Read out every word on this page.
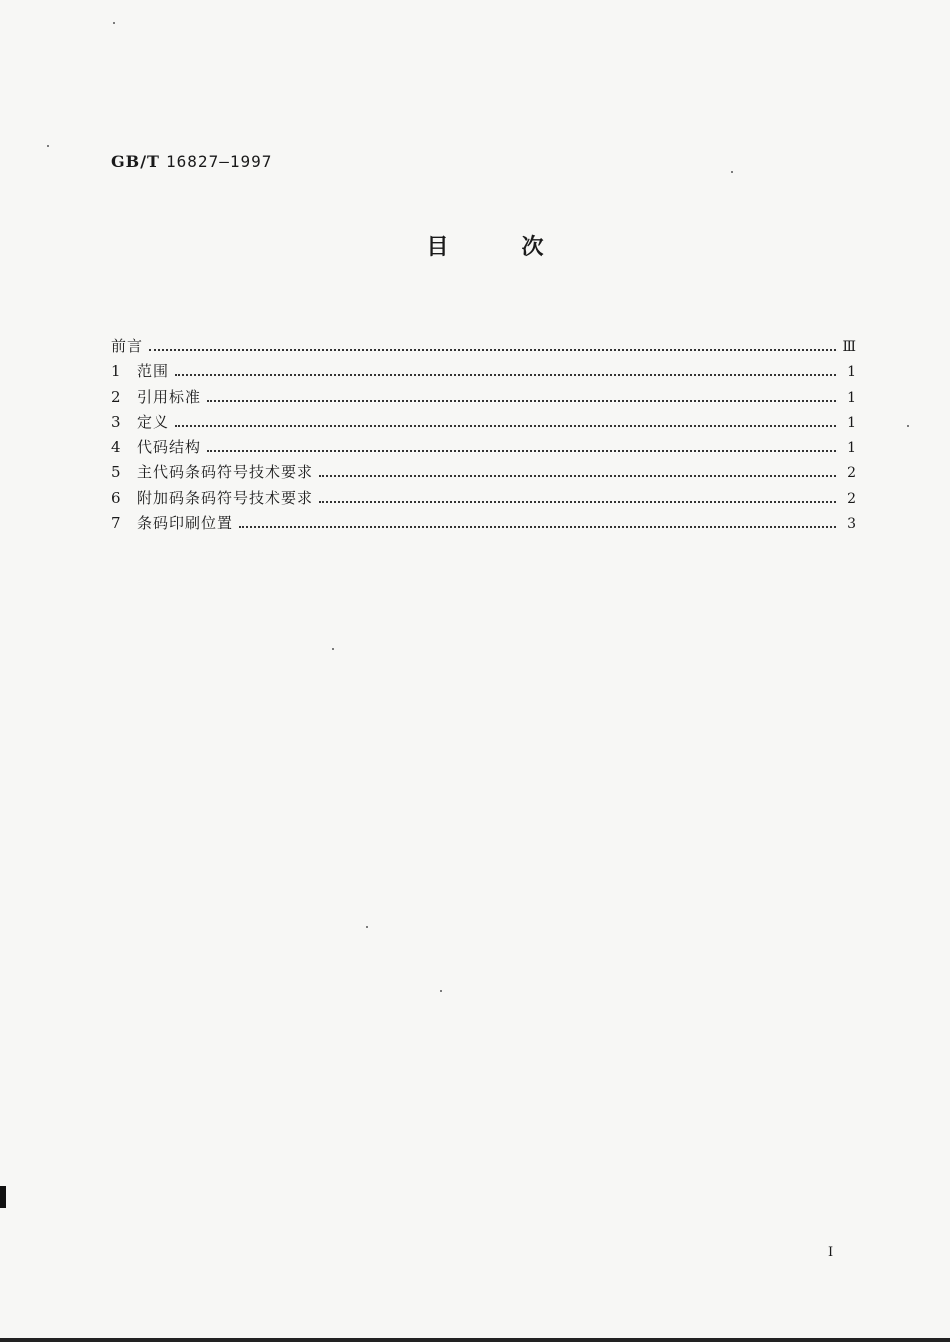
GB/T 16827—1997
目	次
前言	Ⅲ
1	范围	1
2	引用标准	1
3	定义	1
4	代码结构	1
5	主代码条码符号技术要求	2
6	附加码条码符号技术要求	2
7	条码印刷位置	3
I
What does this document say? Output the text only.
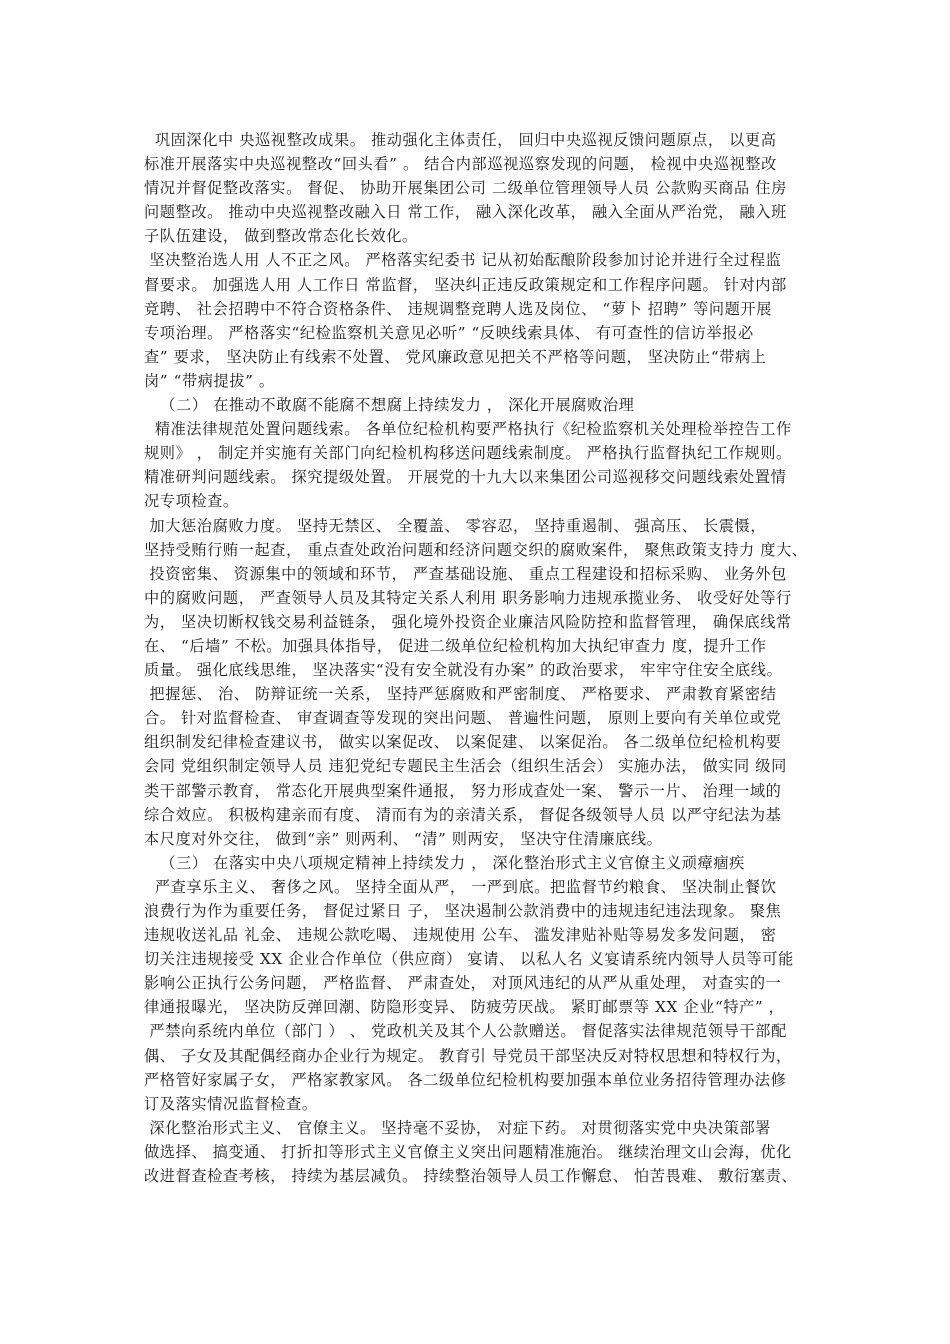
巩固深化中 央巡视整改成果。 推动强化主体责任， 回归中央巡视反馈问题原点， 以更高
标准开展落实中央巡视整改“回头看” 。 结合内部巡视巡察发现的问题， 检视中央巡视整改
情况并督促整改落实。 督促、 协助开展集团公司 二级单位管理领导人员 公款购买商品 住房
问题整改。 推动中央巡视整改融入日 常工作， 融入深化改革， 融入全面从严治党， 融入班
子队伍建设， 做到整改常态化长效化。
坚决整治选人用 人不正之风。 严格落实纪委书 记从初始酝酿阶段参加讨论并进行全过程监
督要求。 加强选人用 人工作日 常监督， 坚决纠正违反政策规定和工作程序问题。 针对内部
竞聘、 社会招聘中不符合资格条件、 违规调整竞聘人选及岗位、 “萝卜 招聘” 等问题开展
专项治理。 严格落实“纪检监察机关意见必听” “反映线索具体、 有可查性的信访举报必
查” 要求， 坚决防止有线索不处置、 党风廉政意见把关不严格等问题， 坚决防止“带病上
岗” “带病提拔” 。
（二） 在推动不敢腐不能腐不想腐上持续发力 ， 深化开展腐败治理
精准法律规范处置问题线索。 各单位纪检机构要严格执行《纪检监察机关处理检举控告工作
规则》 ， 制定并实施有关部门向纪检机构移送问题线索制度。 严格执行监督执纪工作规则。
精准研判问题线索。 探究提级处置。 开展党的十九大以来集团公司巡视移交问题线索处置情
况专项检查。
加大惩治腐败力度。 坚持无禁区、 全覆盖、 零容忍， 坚持重遏制、 强高压、 长震慑，
坚持受贿行贿一起查， 重点查处政治问题和经济问题交织的腐败案件， 聚焦政策支持力 度大、
投资密集、 资源集中的领域和环节， 严查基础设施、 重点工程建设和招标采购、 业务外包
中的腐败问题， 严查领导人员及其特定关系人利用 职务影响力违规承揽业务、 收受好处等行
为， 坚决切断权钱交易利益链条， 强化境外投资企业廉洁风险防控和监督管理， 确保底线常
在、 “后墙” 不松。加强具体指导， 促进二级单位纪检机构加大执纪审查力 度，提升工作
质量。 强化底线思维， 坚决落实“没有安全就没有办案” 的政治要求， 牢牢守住安全底线。
把握惩、 治、 防辩证统一关系， 坚持严惩腐败和严密制度、 严格要求、 严肃教育紧密结
合。 针对监督检查、 审查调查等发现的突出问题、 普遍性问题， 原则上要向有关单位或党
组织制发纪律检查建议书， 做实以案促改、 以案促建、 以案促治。 各二级单位纪检机构要
会同 党组织制定领导人员 违犯党纪专题民主生活会（组织生活会） 实施办法， 做实同 级同
类干部警示教育， 常态化开展典型案件通报， 努力形成查处一案、 警示一片、 治理一域的
综合效应。 积极构建亲而有度、 清而有为的亲清关系， 督促各级领导人员 以严守纪法为基
本尺度对外交往， 做到“亲” 则两利、 “清” 则两安， 坚决守住清廉底线。
（三） 在落实中央八项规定精神上持续发力 ， 深化整治形式主义官僚主义顽瘴痼疾
严查享乐主义、 奢侈之风。 坚持全面从严， 一严到底。把监督节约粮食、 坚决制止餐饮
浪费行为作为重要任务， 督促过紧日 子， 坚决遏制公款消费中的违规违纪违法现象。 聚焦
违规收送礼品 礼金、 违规公款吃喝、 违规使用 公车、 滥发津贴补贴等易发多发问题， 密
切关注违规接受 XX 企业合作单位（供应商） 宴请、 以私人名 义宴请系统内领导人员等可能
影响公正执行公务问题， 严格监督、 严肃查处， 对顶风违纪的从严从重处理， 对查实的一
律通报曝光， 坚决防反弹回潮、防隐形变异、 防疲劳厌战。 紧盯邮票等 XX 企业“特产” ，
严禁向系统内单位（部门 ） 、 党政机关及其个人公款赠送。 督促落实法律规范领导干部配
偶、 子女及其配偶经商办企业行为规定。 教育引 导党员干部坚决反对特权思想和特权行为，
严格管好家属子女， 严格家教家风。 各二级单位纪检机构要加强本单位业务招待管理办法修
订及落实情况监督检查。
深化整治形式主义、 官僚主义。 坚持毫不妥协， 对症下药。 对贯彻落实党中央决策部署
做选择、 搞变通、 打折扣等形式主义官僚主义突出问题精准施治。 继续治理文山会海，优化
改进督查检查考核， 持续为基层减负。 持续整治领导人员工作懈怠、 怕苦畏难、 敷衍塞责、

:::

### [Objective]
Return each line of the data that contains the string "this".

### [Expected answer]
Read out every word on this page.
What does this document say? Output the text only.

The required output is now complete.